[Begin DATA ROWS]
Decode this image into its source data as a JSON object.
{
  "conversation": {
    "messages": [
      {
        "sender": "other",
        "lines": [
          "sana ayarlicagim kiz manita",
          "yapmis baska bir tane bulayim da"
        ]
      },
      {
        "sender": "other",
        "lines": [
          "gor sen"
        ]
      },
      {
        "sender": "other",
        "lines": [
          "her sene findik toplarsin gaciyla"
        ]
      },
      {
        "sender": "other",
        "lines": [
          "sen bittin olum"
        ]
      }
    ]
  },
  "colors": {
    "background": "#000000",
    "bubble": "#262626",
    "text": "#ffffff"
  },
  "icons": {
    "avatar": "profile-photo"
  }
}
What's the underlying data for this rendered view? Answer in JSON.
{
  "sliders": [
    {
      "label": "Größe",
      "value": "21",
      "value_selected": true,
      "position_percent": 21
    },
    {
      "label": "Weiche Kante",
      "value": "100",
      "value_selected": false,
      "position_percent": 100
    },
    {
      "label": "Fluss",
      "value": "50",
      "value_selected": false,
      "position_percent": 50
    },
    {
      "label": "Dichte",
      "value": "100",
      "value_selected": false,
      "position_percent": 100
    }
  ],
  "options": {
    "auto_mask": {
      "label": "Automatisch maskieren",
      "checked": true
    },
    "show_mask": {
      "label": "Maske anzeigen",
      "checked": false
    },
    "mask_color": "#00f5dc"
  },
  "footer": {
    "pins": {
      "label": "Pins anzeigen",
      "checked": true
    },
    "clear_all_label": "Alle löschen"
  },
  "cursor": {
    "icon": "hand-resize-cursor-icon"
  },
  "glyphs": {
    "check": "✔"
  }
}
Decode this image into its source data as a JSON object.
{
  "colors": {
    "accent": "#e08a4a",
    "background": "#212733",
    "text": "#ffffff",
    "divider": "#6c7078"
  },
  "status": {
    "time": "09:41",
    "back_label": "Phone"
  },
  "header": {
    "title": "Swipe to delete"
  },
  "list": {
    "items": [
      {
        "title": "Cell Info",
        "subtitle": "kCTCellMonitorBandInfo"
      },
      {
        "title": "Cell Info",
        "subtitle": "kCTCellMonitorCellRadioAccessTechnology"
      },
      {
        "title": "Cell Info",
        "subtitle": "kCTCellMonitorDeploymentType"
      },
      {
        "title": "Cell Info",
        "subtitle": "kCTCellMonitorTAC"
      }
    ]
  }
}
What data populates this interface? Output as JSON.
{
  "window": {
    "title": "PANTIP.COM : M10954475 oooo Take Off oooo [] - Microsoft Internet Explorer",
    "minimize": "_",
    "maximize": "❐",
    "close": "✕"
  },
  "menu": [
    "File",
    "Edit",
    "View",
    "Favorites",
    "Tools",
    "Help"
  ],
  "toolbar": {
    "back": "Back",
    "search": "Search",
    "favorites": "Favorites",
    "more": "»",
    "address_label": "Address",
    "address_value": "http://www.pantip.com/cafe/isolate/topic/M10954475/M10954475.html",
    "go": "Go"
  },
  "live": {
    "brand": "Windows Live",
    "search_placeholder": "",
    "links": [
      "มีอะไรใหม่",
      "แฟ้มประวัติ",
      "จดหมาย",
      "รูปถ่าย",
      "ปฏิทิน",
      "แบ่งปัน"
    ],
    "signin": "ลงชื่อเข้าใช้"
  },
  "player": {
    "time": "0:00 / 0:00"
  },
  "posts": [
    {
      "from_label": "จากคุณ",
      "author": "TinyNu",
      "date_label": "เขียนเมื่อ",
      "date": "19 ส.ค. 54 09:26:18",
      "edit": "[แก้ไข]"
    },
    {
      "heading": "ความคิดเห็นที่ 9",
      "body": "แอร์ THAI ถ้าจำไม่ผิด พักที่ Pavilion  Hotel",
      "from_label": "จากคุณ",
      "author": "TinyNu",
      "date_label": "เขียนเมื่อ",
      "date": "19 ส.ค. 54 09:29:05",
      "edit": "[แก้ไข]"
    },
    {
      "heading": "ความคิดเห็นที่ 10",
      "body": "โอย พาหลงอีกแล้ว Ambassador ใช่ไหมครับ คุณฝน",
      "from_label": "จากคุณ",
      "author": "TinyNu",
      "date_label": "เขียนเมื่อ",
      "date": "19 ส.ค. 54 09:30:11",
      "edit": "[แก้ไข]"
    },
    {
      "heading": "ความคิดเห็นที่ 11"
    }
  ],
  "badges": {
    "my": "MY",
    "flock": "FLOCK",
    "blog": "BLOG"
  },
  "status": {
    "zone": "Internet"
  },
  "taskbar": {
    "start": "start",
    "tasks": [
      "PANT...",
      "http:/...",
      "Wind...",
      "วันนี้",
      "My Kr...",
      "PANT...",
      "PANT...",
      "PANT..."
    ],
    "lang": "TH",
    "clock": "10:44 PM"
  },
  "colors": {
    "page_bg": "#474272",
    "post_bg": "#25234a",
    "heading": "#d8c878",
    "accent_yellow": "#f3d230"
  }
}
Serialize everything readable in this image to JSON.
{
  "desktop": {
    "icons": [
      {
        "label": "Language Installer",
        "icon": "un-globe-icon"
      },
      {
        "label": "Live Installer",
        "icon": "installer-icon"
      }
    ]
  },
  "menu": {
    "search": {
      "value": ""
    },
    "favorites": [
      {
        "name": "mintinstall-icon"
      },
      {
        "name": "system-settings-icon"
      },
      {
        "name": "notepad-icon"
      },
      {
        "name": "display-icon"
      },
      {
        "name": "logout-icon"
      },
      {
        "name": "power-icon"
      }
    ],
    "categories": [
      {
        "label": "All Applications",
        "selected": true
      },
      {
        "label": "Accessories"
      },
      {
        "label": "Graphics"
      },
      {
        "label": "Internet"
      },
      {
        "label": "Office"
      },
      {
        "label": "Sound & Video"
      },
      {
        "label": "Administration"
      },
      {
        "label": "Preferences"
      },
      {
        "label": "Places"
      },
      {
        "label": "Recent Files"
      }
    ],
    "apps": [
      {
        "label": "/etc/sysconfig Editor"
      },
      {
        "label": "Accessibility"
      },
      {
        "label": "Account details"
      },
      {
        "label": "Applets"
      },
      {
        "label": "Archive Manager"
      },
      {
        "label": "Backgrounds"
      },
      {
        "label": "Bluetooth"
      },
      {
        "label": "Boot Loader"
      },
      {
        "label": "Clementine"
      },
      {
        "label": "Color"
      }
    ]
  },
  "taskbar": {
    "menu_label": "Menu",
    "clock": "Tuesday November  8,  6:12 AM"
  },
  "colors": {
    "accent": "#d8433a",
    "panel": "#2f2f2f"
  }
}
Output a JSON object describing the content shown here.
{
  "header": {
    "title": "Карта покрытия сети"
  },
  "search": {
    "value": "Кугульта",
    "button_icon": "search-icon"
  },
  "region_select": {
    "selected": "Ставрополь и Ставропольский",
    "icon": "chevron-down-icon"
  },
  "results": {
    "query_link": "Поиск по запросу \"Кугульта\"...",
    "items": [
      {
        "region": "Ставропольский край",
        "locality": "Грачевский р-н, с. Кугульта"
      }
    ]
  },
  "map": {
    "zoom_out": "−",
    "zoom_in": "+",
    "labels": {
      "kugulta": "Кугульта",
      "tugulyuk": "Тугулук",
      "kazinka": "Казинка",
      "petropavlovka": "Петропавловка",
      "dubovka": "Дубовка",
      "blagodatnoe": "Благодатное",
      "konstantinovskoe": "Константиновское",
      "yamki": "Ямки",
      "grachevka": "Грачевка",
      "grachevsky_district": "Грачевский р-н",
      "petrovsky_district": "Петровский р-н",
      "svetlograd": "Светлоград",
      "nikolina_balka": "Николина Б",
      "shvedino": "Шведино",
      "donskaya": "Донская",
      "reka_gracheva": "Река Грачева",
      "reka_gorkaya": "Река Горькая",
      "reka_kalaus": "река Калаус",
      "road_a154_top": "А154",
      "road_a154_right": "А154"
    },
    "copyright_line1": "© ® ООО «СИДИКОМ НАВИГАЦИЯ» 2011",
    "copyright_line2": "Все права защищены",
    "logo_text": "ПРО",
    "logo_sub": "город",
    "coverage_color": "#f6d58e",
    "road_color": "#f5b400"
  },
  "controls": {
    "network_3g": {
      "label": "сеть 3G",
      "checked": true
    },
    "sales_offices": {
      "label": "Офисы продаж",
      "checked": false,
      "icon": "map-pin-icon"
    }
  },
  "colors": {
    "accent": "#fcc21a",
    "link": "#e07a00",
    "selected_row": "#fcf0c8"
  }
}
[End DATA ROWS]
### TASK REQUIREMENTS
Copy each line of the records above that carries the word "Ставропольский".

### FULL ANSWER
    "selected": "Ставрополь и Ставропольский",
        "region": "Ставропольский край",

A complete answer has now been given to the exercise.